--- START ---
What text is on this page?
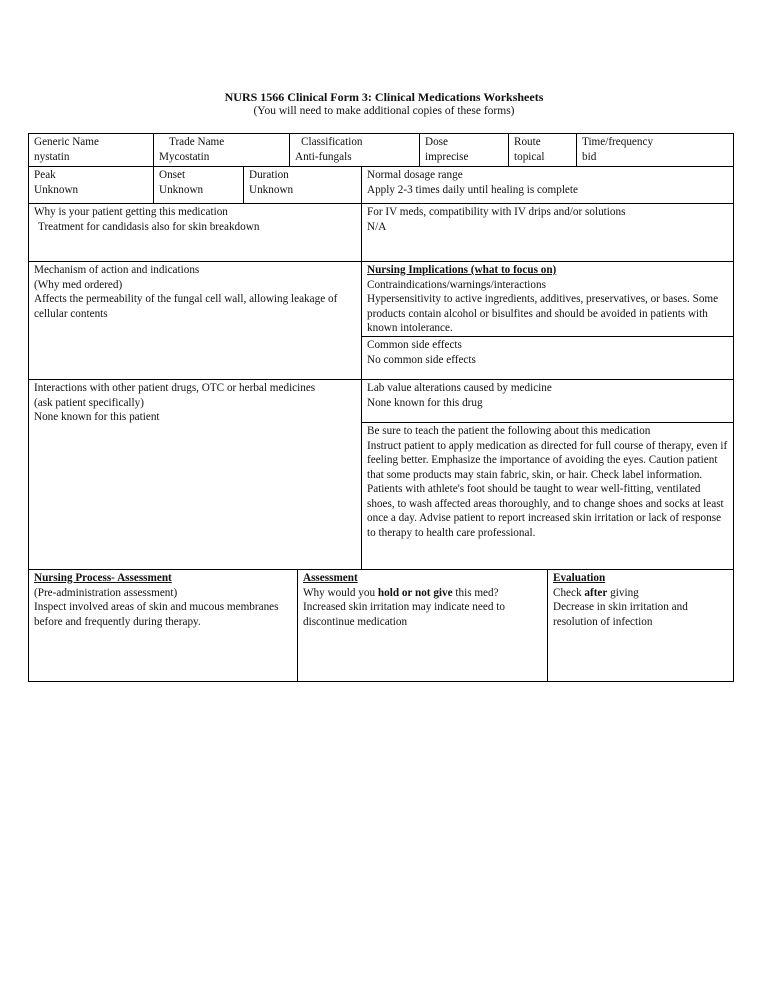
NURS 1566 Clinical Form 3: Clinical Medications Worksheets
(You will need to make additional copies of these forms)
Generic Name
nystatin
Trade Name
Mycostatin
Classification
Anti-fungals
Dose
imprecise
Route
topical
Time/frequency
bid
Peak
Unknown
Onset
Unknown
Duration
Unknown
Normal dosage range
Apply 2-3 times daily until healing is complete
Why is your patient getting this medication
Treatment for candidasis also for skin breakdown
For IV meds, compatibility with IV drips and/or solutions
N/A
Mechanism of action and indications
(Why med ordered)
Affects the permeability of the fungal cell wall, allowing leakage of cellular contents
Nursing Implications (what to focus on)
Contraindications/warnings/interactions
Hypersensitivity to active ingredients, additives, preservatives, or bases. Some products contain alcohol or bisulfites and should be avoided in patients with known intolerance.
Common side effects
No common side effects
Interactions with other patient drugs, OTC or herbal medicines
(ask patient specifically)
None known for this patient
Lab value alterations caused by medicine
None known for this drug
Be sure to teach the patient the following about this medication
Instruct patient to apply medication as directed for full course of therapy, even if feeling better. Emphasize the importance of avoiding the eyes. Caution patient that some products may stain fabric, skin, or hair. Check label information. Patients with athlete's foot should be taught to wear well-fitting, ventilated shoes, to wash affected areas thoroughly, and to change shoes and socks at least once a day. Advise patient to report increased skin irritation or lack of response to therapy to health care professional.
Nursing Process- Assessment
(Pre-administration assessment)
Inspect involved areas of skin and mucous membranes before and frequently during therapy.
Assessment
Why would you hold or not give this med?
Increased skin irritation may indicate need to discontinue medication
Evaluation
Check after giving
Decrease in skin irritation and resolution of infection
--- END ---
--- START ---
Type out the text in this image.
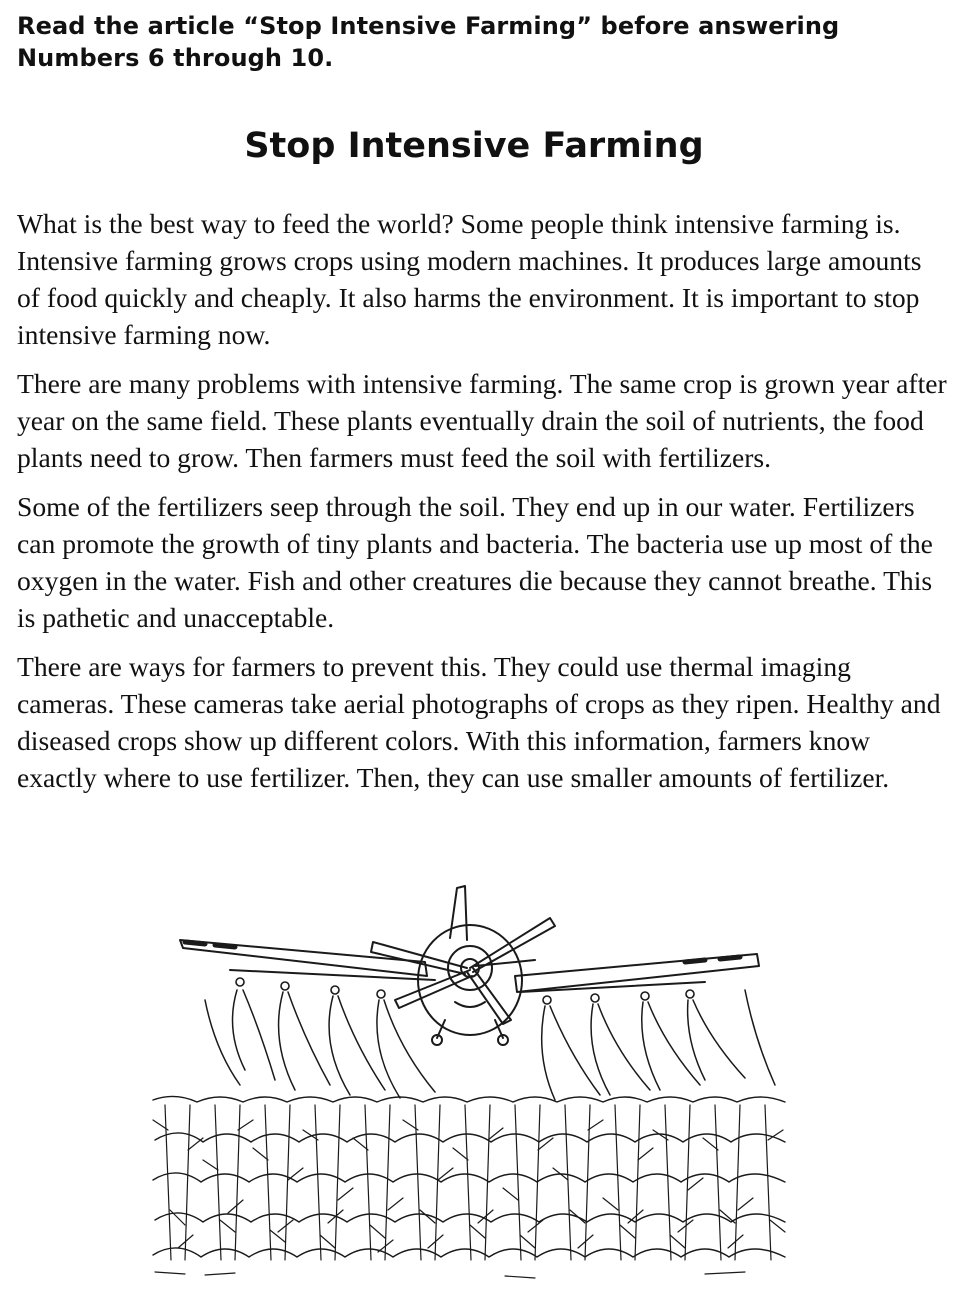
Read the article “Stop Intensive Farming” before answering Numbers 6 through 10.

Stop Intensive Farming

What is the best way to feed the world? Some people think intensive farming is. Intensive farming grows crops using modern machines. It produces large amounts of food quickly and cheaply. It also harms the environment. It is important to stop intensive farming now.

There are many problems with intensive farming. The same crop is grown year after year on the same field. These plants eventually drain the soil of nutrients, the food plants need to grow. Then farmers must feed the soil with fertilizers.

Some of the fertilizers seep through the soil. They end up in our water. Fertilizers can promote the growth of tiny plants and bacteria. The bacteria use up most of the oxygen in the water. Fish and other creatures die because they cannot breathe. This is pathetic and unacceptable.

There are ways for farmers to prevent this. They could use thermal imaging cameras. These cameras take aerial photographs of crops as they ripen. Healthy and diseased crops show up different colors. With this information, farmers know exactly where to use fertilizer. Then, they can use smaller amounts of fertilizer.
--- END ---
### Exercise prompt
Copy the lines of the entries above that mention "text".

### Solution
What text is on this page?
Type out the text in this image.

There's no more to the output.